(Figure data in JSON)

::::::

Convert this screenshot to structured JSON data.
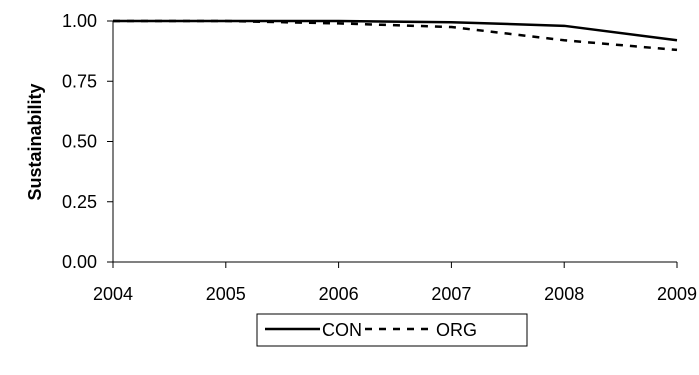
{
  "chart_data": {
    "type": "line",
    "title": "",
    "xlabel": "",
    "ylabel": "Sustainability",
    "x": [
      2004,
      2005,
      2006,
      2007,
      2008,
      2009
    ],
    "xlim": [
      2004,
      2009
    ],
    "ylim": [
      0,
      1
    ],
    "x_ticks": [
      "2004",
      "2005",
      "2006",
      "2007",
      "2008",
      "2009"
    ],
    "y_ticks": [
      "0.00",
      "0.25",
      "0.50",
      "0.75",
      "1.00"
    ],
    "grid": false,
    "legend_position": "bottom",
    "series": [
      {
        "name": "CON",
        "style": "solid",
        "color": "#000000",
        "values": [
          1.0,
          1.0,
          1.0,
          0.995,
          0.98,
          0.92
        ]
      },
      {
        "name": "ORG",
        "style": "dashed",
        "color": "#000000",
        "values": [
          1.0,
          1.0,
          0.99,
          0.975,
          0.92,
          0.88
        ]
      }
    ]
  }
}
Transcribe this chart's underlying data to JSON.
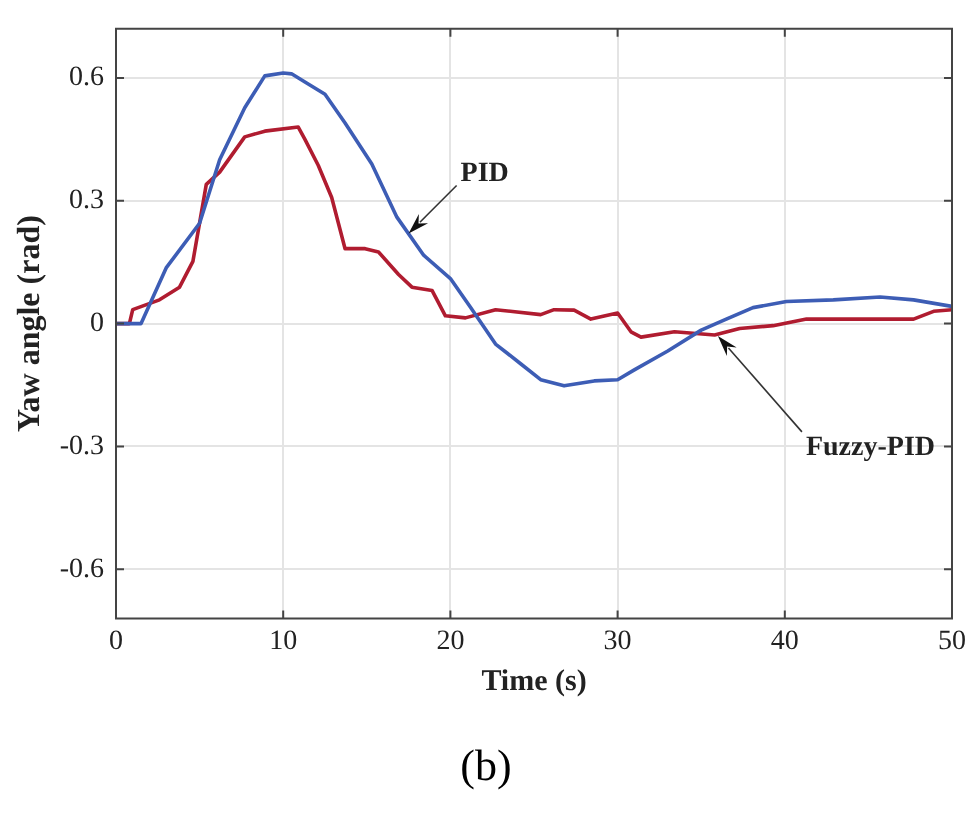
{
  "chart_data": {
    "type": "line",
    "xlabel": "Time (s)",
    "ylabel": "Yaw angle (rad)",
    "xlim": [
      0,
      50
    ],
    "xticks": [
      0,
      10,
      20,
      30,
      40,
      50
    ],
    "ylim": [
      -0.72,
      0.72
    ],
    "yticks": [
      -0.6,
      -0.3,
      0,
      0.3,
      0.6
    ],
    "grid": true,
    "legend": false,
    "marker": "none",
    "line_style": "solid",
    "series": [
      {
        "color": "#3d5db5",
        "x": [
          0,
          1.5,
          3.0,
          5.0,
          6.2,
          7.7,
          8.9,
          10,
          10.5,
          11.3,
          12.5,
          13.7,
          15.3,
          16.8,
          18.4,
          20,
          21.2,
          22.7,
          24.2,
          25.4,
          26.8,
          28.6,
          30,
          31,
          33,
          35,
          36.5,
          38.1,
          40.1,
          42.9,
          45.7,
          47.7,
          50
        ],
        "values": [
          0,
          0,
          0.136,
          0.245,
          0.4,
          0.527,
          0.605,
          0.612,
          0.61,
          0.59,
          0.56,
          0.49,
          0.39,
          0.26,
          0.167,
          0.11,
          0.04,
          -0.05,
          -0.098,
          -0.137,
          -0.152,
          -0.14,
          -0.137,
          -0.113,
          -0.067,
          -0.016,
          0.011,
          0.039,
          0.054,
          0.058,
          0.065,
          0.058,
          0.042
        ]
      },
      {
        "color": "#b01c30",
        "x": [
          0,
          0.8,
          1.0,
          2.6,
          3.8,
          4.6,
          5.4,
          6.2,
          7.7,
          8.9,
          10.9,
          11.3,
          12.1,
          12.9,
          13.7,
          14.9,
          15.7,
          16.9,
          17.7,
          18.9,
          19.7,
          20.9,
          22.7,
          25.4,
          26.2,
          27.4,
          28.4,
          30,
          30.8,
          31.4,
          33.4,
          35.8,
          37.3,
          39.3,
          41.3,
          43.7,
          47.7,
          48.9,
          50
        ],
        "values": [
          0,
          0,
          0.034,
          0.058,
          0.089,
          0.152,
          0.34,
          0.37,
          0.456,
          0.47,
          0.48,
          0.45,
          0.386,
          0.308,
          0.183,
          0.183,
          0.175,
          0.12,
          0.089,
          0.081,
          0.019,
          0.014,
          0.034,
          0.022,
          0.034,
          0.033,
          0.011,
          0.026,
          -0.02,
          -0.033,
          -0.02,
          -0.028,
          -0.012,
          -0.005,
          0.011,
          0.011,
          0.011,
          0.03,
          0.034
        ]
      }
    ],
    "annotations": [
      {
        "text": "PID",
        "x": 17.5,
        "y": 0.22
      },
      {
        "text": "Fuzzy-PID",
        "x": 36,
        "y": -0.03
      },
      "(b)"
    ]
  }
}
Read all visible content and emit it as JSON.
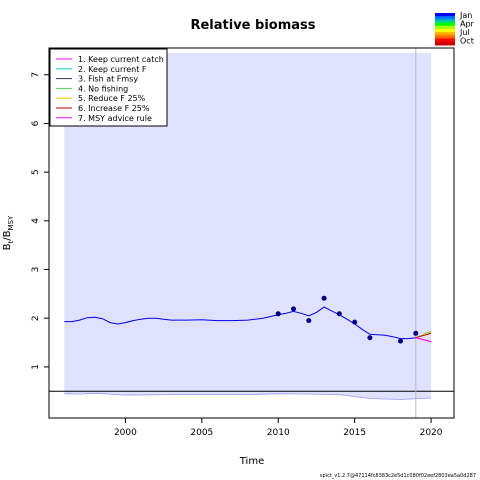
{
  "chart_data": {
    "type": "line",
    "title": "Relative biomass",
    "xlabel": "Time",
    "ylabel": {
      "base": "B",
      "sub1": "t",
      "mid": "/B",
      "sub2": "MSY"
    },
    "xlim": [
      1995.0,
      2021.5
    ],
    "ylim": [
      -0.05,
      7.55
    ],
    "x_ticks": [
      2000,
      2005,
      2010,
      2015,
      2020
    ],
    "y_ticks": [
      1,
      2,
      3,
      4,
      5,
      6,
      7
    ],
    "reference_line_y": 0.5,
    "vertical_line_x": 2019,
    "confidence_band": {
      "x": [
        1996,
        1997,
        1998,
        2000,
        2003,
        2005,
        2008,
        2010,
        2012,
        2014,
        2016,
        2018,
        2020
      ],
      "lower": [
        0.45,
        0.44,
        0.46,
        0.42,
        0.43,
        0.43,
        0.43,
        0.45,
        0.44,
        0.43,
        0.35,
        0.33,
        0.36
      ],
      "upper": [
        7.45,
        7.45,
        7.45,
        7.45,
        7.45,
        7.45,
        7.45,
        7.45,
        7.45,
        7.45,
        7.45,
        7.45,
        7.45
      ]
    },
    "estimate": {
      "color": "#0000ee",
      "x": [
        1996,
        1996.5,
        1997,
        1997.5,
        1998,
        1998.5,
        1999,
        1999.5,
        2000,
        2000.5,
        2001,
        2001.5,
        2002,
        2002.5,
        2003,
        2004,
        2005,
        2006,
        2007,
        2008,
        2009,
        2010,
        2010.5,
        2011,
        2011.5,
        2012,
        2012.5,
        2013,
        2013.5,
        2014,
        2014.5,
        2015,
        2015.5,
        2016,
        2016.5,
        2017,
        2017.5,
        2018,
        2018.5,
        2019
      ],
      "y": [
        1.93,
        1.93,
        1.96,
        2.01,
        2.02,
        1.99,
        1.91,
        1.88,
        1.91,
        1.95,
        1.98,
        2.0,
        2.0,
        1.98,
        1.96,
        1.96,
        1.97,
        1.95,
        1.95,
        1.96,
        2.0,
        2.07,
        2.1,
        2.14,
        2.1,
        2.05,
        2.12,
        2.23,
        2.15,
        2.07,
        1.98,
        1.88,
        1.77,
        1.67,
        1.66,
        1.65,
        1.62,
        1.58,
        1.58,
        1.6
      ]
    },
    "observations": {
      "color": "#000088",
      "x": [
        2010,
        2011,
        2012,
        2013,
        2014,
        2015,
        2016,
        2018,
        2019
      ],
      "y": [
        2.09,
        2.19,
        1.95,
        2.41,
        2.09,
        1.92,
        1.6,
        1.53,
        1.69
      ]
    },
    "series": [
      {
        "name": "1. Keep current catch",
        "color": "#ff00ff",
        "x": [
          2019,
          2020
        ],
        "y": [
          1.6,
          1.52
        ]
      },
      {
        "name": "2. Keep current F",
        "color": "#00cccc",
        "x": [
          2019,
          2020
        ],
        "y": [
          1.6,
          1.7
        ]
      },
      {
        "name": "3. Fish at Fmsy",
        "color": "#333366",
        "x": [
          2019,
          2020
        ],
        "y": [
          1.6,
          1.7
        ]
      },
      {
        "name": "4. No fishing",
        "color": "#55cc55",
        "x": [
          2019,
          2020
        ],
        "y": [
          1.6,
          1.73
        ]
      },
      {
        "name": "5. Reduce F 25%",
        "color": "#ffcc00",
        "x": [
          2019,
          2020
        ],
        "y": [
          1.6,
          1.71
        ]
      },
      {
        "name": "6. Increase F 25%",
        "color": "#cc0000",
        "x": [
          2019,
          2020
        ],
        "y": [
          1.6,
          1.69
        ]
      },
      {
        "name": "7. MSY advice rule",
        "color": "#ff00ff",
        "x": [
          2019,
          2020
        ],
        "y": [
          1.6,
          1.52
        ]
      }
    ],
    "legend_placement": "top-left",
    "season_legend": {
      "labels": [
        "Jan",
        "Apr",
        "Jul",
        "Oct"
      ],
      "colors": [
        "#0000ff",
        "#0077ff",
        "#00ccaa",
        "#00ff00",
        "#aaff00",
        "#ffff00",
        "#ffaa00",
        "#ff6600",
        "#ff0000",
        "#cc0000"
      ]
    }
  },
  "footer": "spict_v1.2.7@47114fc8383c2e5d1c080f02eef2803ea5a0d287"
}
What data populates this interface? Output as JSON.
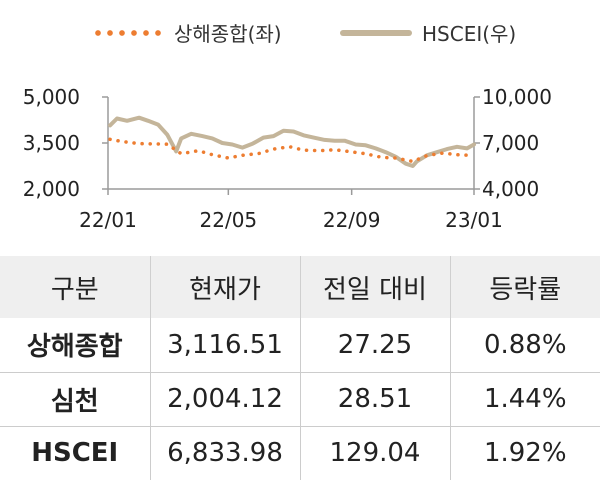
{
  "legend": {
    "series1": "상해종합(좌)",
    "series2": "HSCEI(우)",
    "series1_color": "#ed7d31",
    "series2_color": "#c4b59a"
  },
  "chart_data": {
    "type": "line",
    "x_ticks": [
      "22/01",
      "22/05",
      "22/09",
      "23/01"
    ],
    "y_left": {
      "ticks": [
        "2,000",
        "3,500",
        "5,000"
      ],
      "min": 2000,
      "max": 5000
    },
    "y_right": {
      "ticks": [
        "4,000",
        "7,000",
        "10,000"
      ],
      "min": 4000,
      "max": 10000
    },
    "series": [
      {
        "name": "상해종합(좌)",
        "axis": "left",
        "style": "dotted",
        "x": [
          "2022-01-03",
          "2022-01-15",
          "2022-02-01",
          "2022-02-15",
          "2022-03-01",
          "2022-03-15",
          "2022-04-01",
          "2022-04-15",
          "2022-05-01",
          "2022-05-15",
          "2022-06-01",
          "2022-06-15",
          "2022-07-01",
          "2022-07-15",
          "2022-08-01",
          "2022-08-15",
          "2022-09-01",
          "2022-09-15",
          "2022-10-01",
          "2022-10-15",
          "2022-11-01",
          "2022-11-15",
          "2022-12-01",
          "2022-12-15",
          "2023-01-01"
        ],
        "values": [
          3620,
          3550,
          3480,
          3470,
          3460,
          3150,
          3250,
          3120,
          3010,
          3100,
          3160,
          3300,
          3380,
          3270,
          3250,
          3280,
          3210,
          3150,
          3030,
          3010,
          2900,
          3090,
          3170,
          3120,
          3090
        ]
      },
      {
        "name": "HSCEI(우)",
        "axis": "right",
        "style": "solid",
        "x": [
          "2022-01-03",
          "2022-01-10",
          "2022-01-20",
          "2022-02-01",
          "2022-02-10",
          "2022-02-20",
          "2022-03-01",
          "2022-03-10",
          "2022-03-15",
          "2022-03-25",
          "2022-04-05",
          "2022-04-15",
          "2022-04-25",
          "2022-05-05",
          "2022-05-15",
          "2022-05-25",
          "2022-06-05",
          "2022-06-15",
          "2022-06-25",
          "2022-07-05",
          "2022-07-15",
          "2022-07-25",
          "2022-08-05",
          "2022-08-15",
          "2022-08-25",
          "2022-09-05",
          "2022-09-15",
          "2022-09-25",
          "2022-10-05",
          "2022-10-15",
          "2022-10-25",
          "2022-11-01",
          "2022-11-05",
          "2022-11-15",
          "2022-11-25",
          "2022-12-05",
          "2022-12-15",
          "2022-12-25",
          "2023-01-01"
        ],
        "values": [
          8150,
          8600,
          8450,
          8650,
          8450,
          8200,
          7550,
          6450,
          7300,
          7600,
          7450,
          7300,
          7000,
          6900,
          6700,
          6950,
          7350,
          7450,
          7800,
          7750,
          7500,
          7350,
          7200,
          7150,
          7150,
          6900,
          6850,
          6650,
          6400,
          6100,
          5650,
          5500,
          5800,
          6200,
          6400,
          6600,
          6750,
          6650,
          6900
        ]
      }
    ]
  },
  "table": {
    "headers": [
      "구분",
      "현재가",
      "전일 대비",
      "등락률"
    ],
    "rows": [
      [
        "상해종합",
        "3,116.51",
        "27.25",
        "0.88%"
      ],
      [
        "심천",
        "2,004.12",
        "28.51",
        "1.44%"
      ],
      [
        "HSCEI",
        "6,833.98",
        "129.04",
        "1.92%"
      ]
    ]
  }
}
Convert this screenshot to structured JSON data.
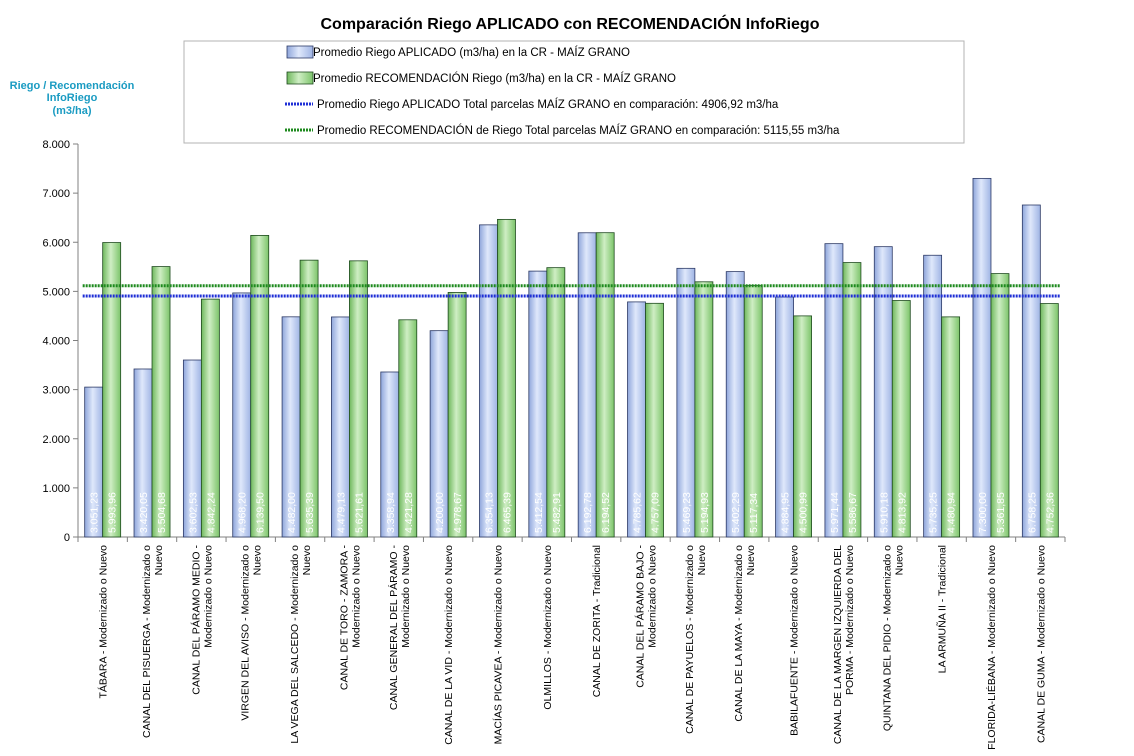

::::::

- [YOUR INSTRUCTIONS]:
Which lines of the material contain the string "ylabel"? List each of them.

- [ANSWER TO THIS PROBLEM]:
    "ylabel": "Sustainability",
    "ylabel": "Yaw angle (rad)",
    "ylabel": {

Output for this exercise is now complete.